— BEGIN —

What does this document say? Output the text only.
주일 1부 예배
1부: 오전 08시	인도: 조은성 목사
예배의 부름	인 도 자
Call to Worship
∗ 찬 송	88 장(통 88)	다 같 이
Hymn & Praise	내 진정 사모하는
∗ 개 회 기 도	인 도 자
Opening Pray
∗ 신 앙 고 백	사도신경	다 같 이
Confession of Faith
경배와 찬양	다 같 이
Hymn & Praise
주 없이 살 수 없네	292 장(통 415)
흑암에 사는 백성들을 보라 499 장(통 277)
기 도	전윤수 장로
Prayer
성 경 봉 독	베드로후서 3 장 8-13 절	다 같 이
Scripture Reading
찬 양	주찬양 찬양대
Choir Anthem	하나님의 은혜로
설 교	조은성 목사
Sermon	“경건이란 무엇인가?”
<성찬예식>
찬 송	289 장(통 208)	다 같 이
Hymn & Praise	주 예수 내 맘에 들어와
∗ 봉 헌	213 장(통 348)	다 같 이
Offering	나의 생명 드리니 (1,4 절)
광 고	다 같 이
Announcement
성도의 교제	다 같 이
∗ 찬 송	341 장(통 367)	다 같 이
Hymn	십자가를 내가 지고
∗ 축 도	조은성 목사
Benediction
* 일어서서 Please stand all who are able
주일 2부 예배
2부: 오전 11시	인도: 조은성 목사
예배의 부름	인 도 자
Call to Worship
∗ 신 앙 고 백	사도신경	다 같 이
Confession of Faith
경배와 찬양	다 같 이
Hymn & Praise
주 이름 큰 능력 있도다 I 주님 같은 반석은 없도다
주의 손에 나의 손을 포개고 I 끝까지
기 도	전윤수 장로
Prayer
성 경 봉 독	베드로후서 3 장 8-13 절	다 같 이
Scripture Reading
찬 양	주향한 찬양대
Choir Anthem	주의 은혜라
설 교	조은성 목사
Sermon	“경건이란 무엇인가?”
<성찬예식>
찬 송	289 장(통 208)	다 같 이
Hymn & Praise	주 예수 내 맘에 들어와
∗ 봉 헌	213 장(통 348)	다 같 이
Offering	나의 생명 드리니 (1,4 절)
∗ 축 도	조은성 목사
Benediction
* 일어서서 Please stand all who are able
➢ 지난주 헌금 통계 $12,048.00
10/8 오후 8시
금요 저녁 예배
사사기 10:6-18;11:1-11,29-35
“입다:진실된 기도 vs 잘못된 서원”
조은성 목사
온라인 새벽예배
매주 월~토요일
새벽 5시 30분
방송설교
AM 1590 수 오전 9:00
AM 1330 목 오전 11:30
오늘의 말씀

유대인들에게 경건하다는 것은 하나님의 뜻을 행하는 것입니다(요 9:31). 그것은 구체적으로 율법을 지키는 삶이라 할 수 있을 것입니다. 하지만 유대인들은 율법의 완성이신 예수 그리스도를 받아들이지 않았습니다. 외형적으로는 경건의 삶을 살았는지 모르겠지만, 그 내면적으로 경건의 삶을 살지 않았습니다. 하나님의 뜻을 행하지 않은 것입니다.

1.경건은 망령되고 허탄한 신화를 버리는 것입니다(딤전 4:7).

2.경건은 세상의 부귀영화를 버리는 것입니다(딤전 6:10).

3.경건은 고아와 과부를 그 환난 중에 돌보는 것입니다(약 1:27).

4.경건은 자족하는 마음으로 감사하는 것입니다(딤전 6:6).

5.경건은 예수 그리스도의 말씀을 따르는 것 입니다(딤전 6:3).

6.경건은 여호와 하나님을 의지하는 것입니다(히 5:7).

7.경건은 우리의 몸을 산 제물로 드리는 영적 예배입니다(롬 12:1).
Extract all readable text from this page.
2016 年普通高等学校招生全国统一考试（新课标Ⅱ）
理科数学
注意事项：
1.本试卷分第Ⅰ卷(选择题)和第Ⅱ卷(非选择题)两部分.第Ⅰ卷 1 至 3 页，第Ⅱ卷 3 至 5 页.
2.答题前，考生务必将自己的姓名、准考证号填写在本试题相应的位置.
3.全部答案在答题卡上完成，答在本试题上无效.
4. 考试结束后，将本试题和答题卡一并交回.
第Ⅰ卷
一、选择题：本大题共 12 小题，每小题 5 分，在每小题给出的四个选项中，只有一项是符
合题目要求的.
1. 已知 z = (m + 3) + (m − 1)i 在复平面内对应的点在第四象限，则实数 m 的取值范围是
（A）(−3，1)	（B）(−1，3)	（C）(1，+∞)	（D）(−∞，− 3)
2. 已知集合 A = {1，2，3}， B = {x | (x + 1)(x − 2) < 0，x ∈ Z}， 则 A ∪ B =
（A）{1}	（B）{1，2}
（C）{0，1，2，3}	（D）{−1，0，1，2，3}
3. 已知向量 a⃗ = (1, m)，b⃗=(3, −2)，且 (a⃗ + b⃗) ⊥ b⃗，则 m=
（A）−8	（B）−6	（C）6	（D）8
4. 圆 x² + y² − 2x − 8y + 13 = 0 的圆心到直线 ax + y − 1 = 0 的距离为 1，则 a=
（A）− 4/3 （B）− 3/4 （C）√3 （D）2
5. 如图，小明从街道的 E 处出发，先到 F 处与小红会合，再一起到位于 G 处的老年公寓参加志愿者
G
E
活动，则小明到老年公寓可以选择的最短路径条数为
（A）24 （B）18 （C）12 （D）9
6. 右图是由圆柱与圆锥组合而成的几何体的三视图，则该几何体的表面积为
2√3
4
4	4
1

— END —

* Exercise goal:
Write out all the data again, exactly as it appears.

* Expected answer:
What does this document say? Output the text only.
주일 1부 예배
1부: 오전 08시	인도: 조은성 목사
예배의 부름	인 도 자
Call to Worship
∗ 찬 송	88 장(통 88)	다 같 이
Hymn & Praise	내 진정 사모하는
∗ 개 회 기 도	인 도 자
Opening Pray
∗ 신 앙 고 백	사도신경	다 같 이
Confession of Faith
경배와 찬양	다 같 이
Hymn & Praise
주 없이 살 수 없네	292 장(통 415)
흑암에 사는 백성들을 보라 499 장(통 277)
기 도	전윤수 장로
Prayer
성 경 봉 독	베드로후서 3 장 8-13 절	다 같 이
Scripture Reading
찬 양	주찬양 찬양대
Choir Anthem	하나님의 은혜로
설 교	조은성 목사
Sermon	“경건이란 무엇인가?”
<성찬예식>
찬 송	289 장(통 208)	다 같 이
Hymn & Praise	주 예수 내 맘에 들어와
∗ 봉 헌	213 장(통 348)	다 같 이
Offering	나의 생명 드리니 (1,4 절)
광 고	다 같 이
Announcement
성도의 교제	다 같 이
∗ 찬 송	341 장(통 367)	다 같 이
Hymn	십자가를 내가 지고
∗ 축 도	조은성 목사
Benediction
* 일어서서 Please stand all who are able
주일 2부 예배
2부: 오전 11시	인도: 조은성 목사
예배의 부름	인 도 자
Call to Worship
∗ 신 앙 고 백	사도신경	다 같 이
Confession of Faith
경배와 찬양	다 같 이
Hymn & Praise
주 이름 큰 능력 있도다 I 주님 같은 반석은 없도다
주의 손에 나의 손을 포개고 I 끝까지
기 도	전윤수 장로
Prayer
성 경 봉 독	베드로후서 3 장 8-13 절	다 같 이
Scripture Reading
찬 양	주향한 찬양대
Choir Anthem	주의 은혜라
설 교	조은성 목사
Sermon	“경건이란 무엇인가?”
<성찬예식>
찬 송	289 장(통 208)	다 같 이
Hymn & Praise	주 예수 내 맘에 들어와
∗ 봉 헌	213 장(통 348)	다 같 이
Offering	나의 생명 드리니 (1,4 절)
∗ 축 도	조은성 목사
Benediction
* 일어서서 Please stand all who are able
➢ 지난주 헌금 통계 $12,048.00
10/8 오후 8시
금요 저녁 예배
사사기 10:6-18;11:1-11,29-35
“입다:진실된 기도 vs 잘못된 서원”
조은성 목사
온라인 새벽예배
매주 월~토요일
새벽 5시 30분
방송설교
AM 1590 수 오전 9:00
AM 1330 목 오전 11:30
오늘의 말씀

유대인들에게 경건하다는 것은 하나님의 뜻을 행하는 것입니다(요 9:31). 그것은 구체적으로 율법을 지키는 삶이라 할 수 있을 것입니다. 하지만 유대인들은 율법의 완성이신 예수 그리스도를 받아들이지 않았습니다. 외형적으로는 경건의 삶을 살았는지 모르겠지만, 그 내면적으로 경건의 삶을 살지 않았습니다. 하나님의 뜻을 행하지 않은 것입니다.

1.경건은 망령되고 허탄한 신화를 버리는 것입니다(딤전 4:7).

2.경건은 세상의 부귀영화를 버리는 것입니다(딤전 6:10).

3.경건은 고아와 과부를 그 환난 중에 돌보는 것입니다(약 1:27).

4.경건은 자족하는 마음으로 감사하는 것입니다(딤전 6:6).

5.경건은 예수 그리스도의 말씀을 따르는 것 입니다(딤전 6:3).

6.경건은 여호와 하나님을 의지하는 것입니다(히 5:7).

7.경건은 우리의 몸을 산 제물로 드리는 영적 예배입니다(롬 12:1).
Extract all readable text from this page.
2016 年普通高等学校招生全国统一考试（新课标Ⅱ）
理科数学
注意事项：
1.本试卷分第Ⅰ卷(选择题)和第Ⅱ卷(非选择题)两部分.第Ⅰ卷 1 至 3 页，第Ⅱ卷 3 至 5 页.
2.答题前，考生务必将自己的姓名、准考证号填写在本试题相应的位置.
3.全部答案在答题卡上完成，答在本试题上无效.
4. 考试结束后，将本试题和答题卡一并交回.
第Ⅰ卷
一、选择题：本大题共 12 小题，每小题 5 分，在每小题给出的四个选项中，只有一项是符
合题目要求的.
1. 已知 z = (m + 3) + (m − 1)i 在复平面内对应的点在第四象限，则实数 m 的取值范围是
（A）(−3，1)	（B）(−1，3)	（C）(1，+∞)	（D）(−∞，− 3)
2. 已知集合 A = {1，2，3}， B = {x | (x + 1)(x − 2) < 0，x ∈ Z}， 则 A ∪ B =
（A）{1}	（B）{1，2}
（C）{0，1，2，3}	（D）{−1，0，1，2，3}
3. 已知向量 a⃗ = (1, m)，b⃗=(3, −2)，且 (a⃗ + b⃗) ⊥ b⃗，则 m=
（A）−8	（B）−6	（C）6	（D）8
4. 圆 x² + y² − 2x − 8y + 13 = 0 的圆心到直线 ax + y − 1 = 0 的距离为 1，则 a=
（A）− 4/3 （B）− 3/4 （C）√3 （D）2
5. 如图，小明从街道的 E 处出发，先到 F 处与小红会合，再一起到位于 G 处的老年公寓参加志愿者
G
E
活动，则小明到老年公寓可以选择的最短路径条数为
（A）24 （B）18 （C）12 （D）9
6. 右图是由圆柱与圆锥组合而成的几何体的三视图，则该几何体的表面积为
2√3
4
4	4
1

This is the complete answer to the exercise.